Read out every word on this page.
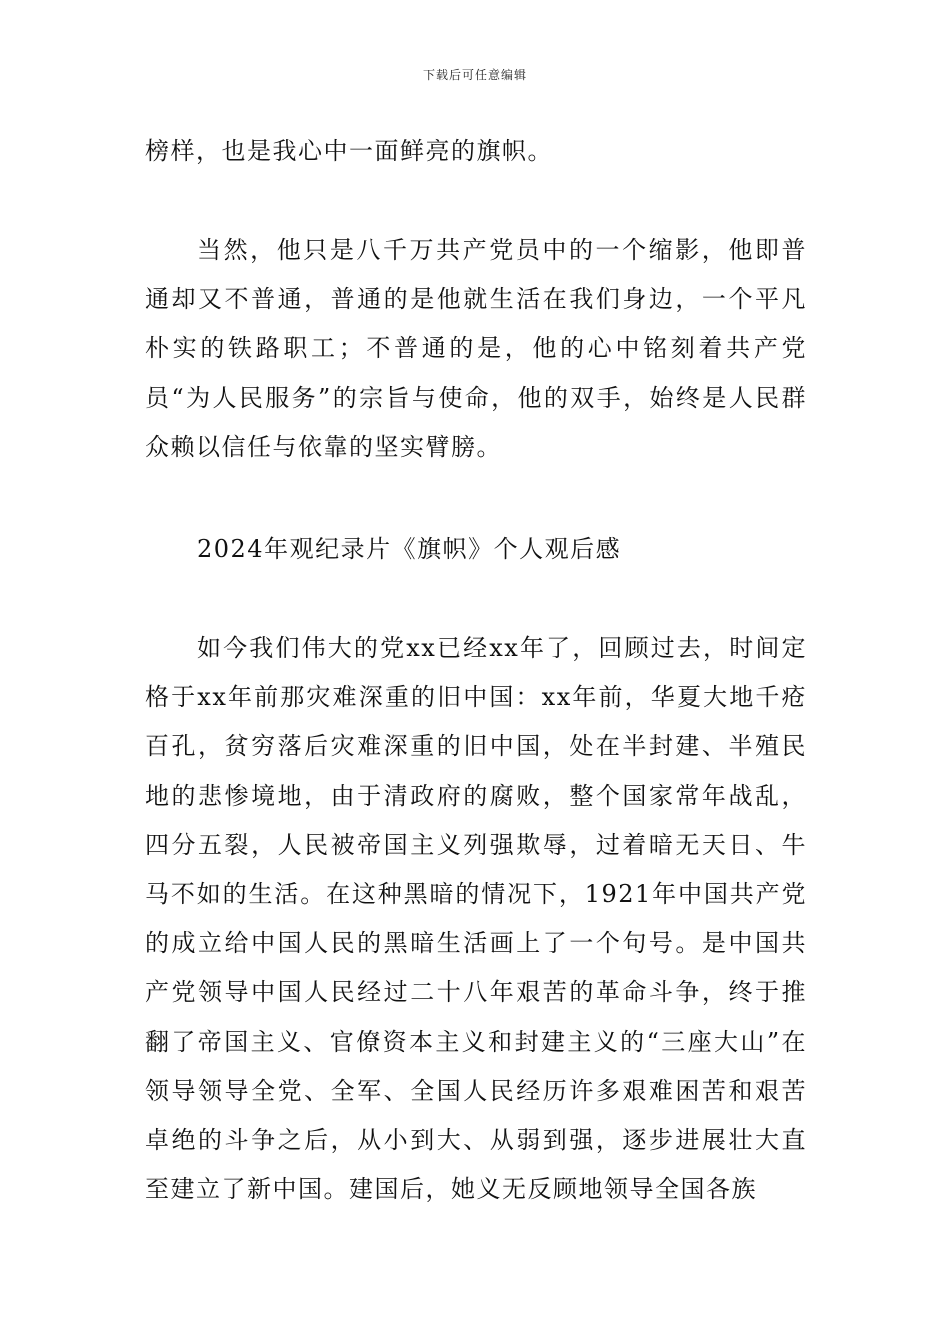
下载后可任意编辑
榜样，也是我心中一面鲜亮的旗帜。
当然，他只是八千万共产党员中的一个缩影，他即普通却又不普通，普通的是他就生活在我们身边，一个平凡朴实的铁路职工；不普通的是，他的心中铭刻着共产党员“为人民服务”的宗旨与使命，他的双手，始终是人民群众赖以信任与依靠的坚实臂膀。
2024年观纪录片《旗帜》个人观后感
如今我们伟大的党xx已经xx年了，回顾过去，时间定格于xx年前那灾难深重的旧中国：xx年前，华夏大地千疮百孔，贫穷落后灾难深重的旧中国，处在半封建、半殖民地的悲惨境地，由于清政府的腐败，整个国家常年战乱，四分五裂，人民被帝国主义列强欺辱，过着暗无天日、牛马不如的生活。在这种黑暗的情况下，1921年中国共产党的成立给中国人民的黑暗生活画上了一个句号。是中国共产党领导中国人民经过二十八年艰苦的革命斗争，终于推翻了帝国主义、官僚资本主义和封建主义的“三座大山”在领导领导全党、全军、全国人民经历许多艰难困苦和艰苦卓绝的斗争之后，从小到大、从弱到强，逐步进展壮大直至建立了新中国。建国后，她义无反顾地领导全国各族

Task to complete>
Repeat the preceding records precisely, and leave every picture out of the copy.

Worked answer>
Read out every word on this page.
下载后可任意编辑
榜样，也是我心中一面鲜亮的旗帜。
当然，他只是八千万共产党员中的一个缩影，他即普通却又不普通，普通的是他就生活在我们身边，一个平凡朴实的铁路职工；不普通的是，他的心中铭刻着共产党员“为人民服务”的宗旨与使命，他的双手，始终是人民群众赖以信任与依靠的坚实臂膀。
2024年观纪录片《旗帜》个人观后感
如今我们伟大的党xx已经xx年了，回顾过去，时间定格于xx年前那灾难深重的旧中国：xx年前，华夏大地千疮百孔，贫穷落后灾难深重的旧中国，处在半封建、半殖民地的悲惨境地，由于清政府的腐败，整个国家常年战乱，四分五裂，人民被帝国主义列强欺辱，过着暗无天日、牛马不如的生活。在这种黑暗的情况下，1921年中国共产党的成立给中国人民的黑暗生活画上了一个句号。是中国共产党领导中国人民经过二十八年艰苦的革命斗争，终于推翻了帝国主义、官僚资本主义和封建主义的“三座大山”在领导领导全党、全军、全国人民经历许多艰难困苦和艰苦卓绝的斗争之后，从小到大、从弱到强，逐步进展壮大直至建立了新中国。建国后，她义无反顾地领导全国各族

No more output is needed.